* _TASK REQUIREMENTS_: Collect every line below that contains the word "以警示世人".

* _GIVEN DATA_:
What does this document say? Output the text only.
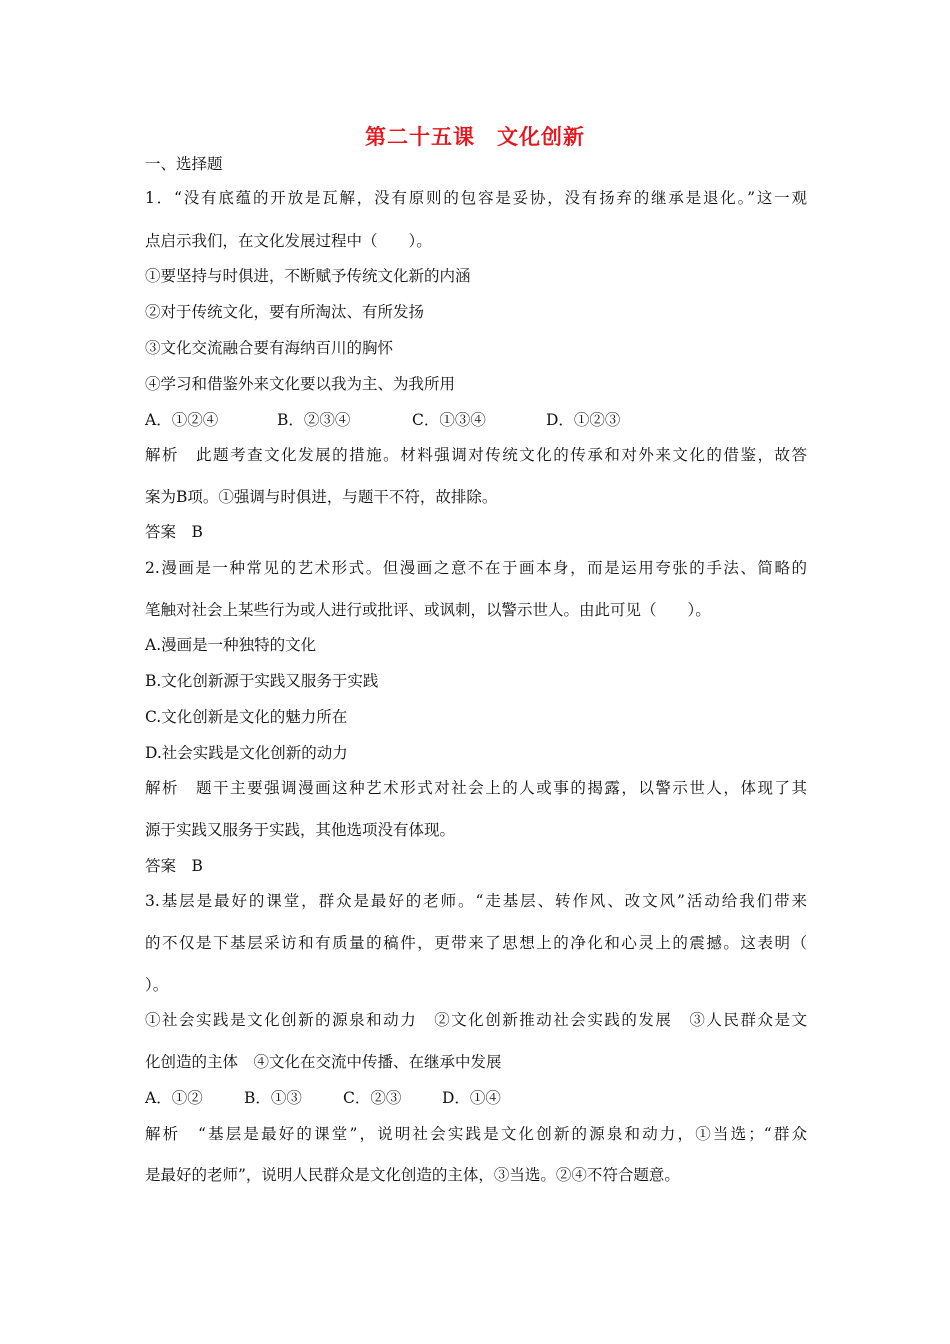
第二十五课　文化创新
一、选择题
1．“没有底蕴的开放是瓦解，没有原则的包容是妥协，没有扬弃的继承是退化。”这一观
点启示我们，在文化发展过程中（　　）。
①要坚持与时俱进，不断赋予传统文化新的内涵
②对于传统文化，要有所淘汰、有所发扬
③文化交流融合要有海纳百川的胸怀
④学习和借鉴外来文化要以我为主、为我所用
A．①②④	B．②③④	C．①③④	D．①②③
解析　此题考查文化发展的措施。材料强调对传统文化的传承和对外来文化的借鉴，故答
案为B项。①强调与时俱进，与题干不符，故排除。
答案　B
2.漫画是一种常见的艺术形式。但漫画之意不在于画本身，而是运用夸张的手法、简略的
笔触对社会上某些行为或人进行或批评、或讽刺，以警示世人。由此可见（　　）。
A.漫画是一种独特的文化
B.文化创新源于实践又服务于实践
C.文化创新是文化的魅力所在
D.社会实践是文化创新的动力
解析　题干主要强调漫画这种艺术形式对社会上的人或事的揭露，以警示世人，体现了其
源于实践又服务于实践，其他选项没有体现。
答案　B
3.基层是最好的课堂，群众是最好的老师。“走基层、转作风、改文风”活动给我们带来
的不仅是下基层采访和有质量的稿件，更带来了思想上的净化和心灵上的震撼。这表明（
）。
①社会实践是文化创新的源泉和动力　②文化创新推动社会实践的发展　③人民群众是文
化创造的主体　④文化在交流中传播、在继承中发展
A．①②	B．①③	C．②③	D．①④
解析　“基层是最好的课堂”，说明社会实践是文化创新的源泉和动力，①当选；“群众
是最好的老师”，说明人民群众是文化创造的主体，③当选。②④不符合题意。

* _WORKED SOLUTION_:
笔触对社会上某些行为或人进行或批评、或讽刺，以警示世人。由此可见（　　）。
解析　题干主要强调漫画这种艺术形式对社会上的人或事的揭露，以警示世人，体现了其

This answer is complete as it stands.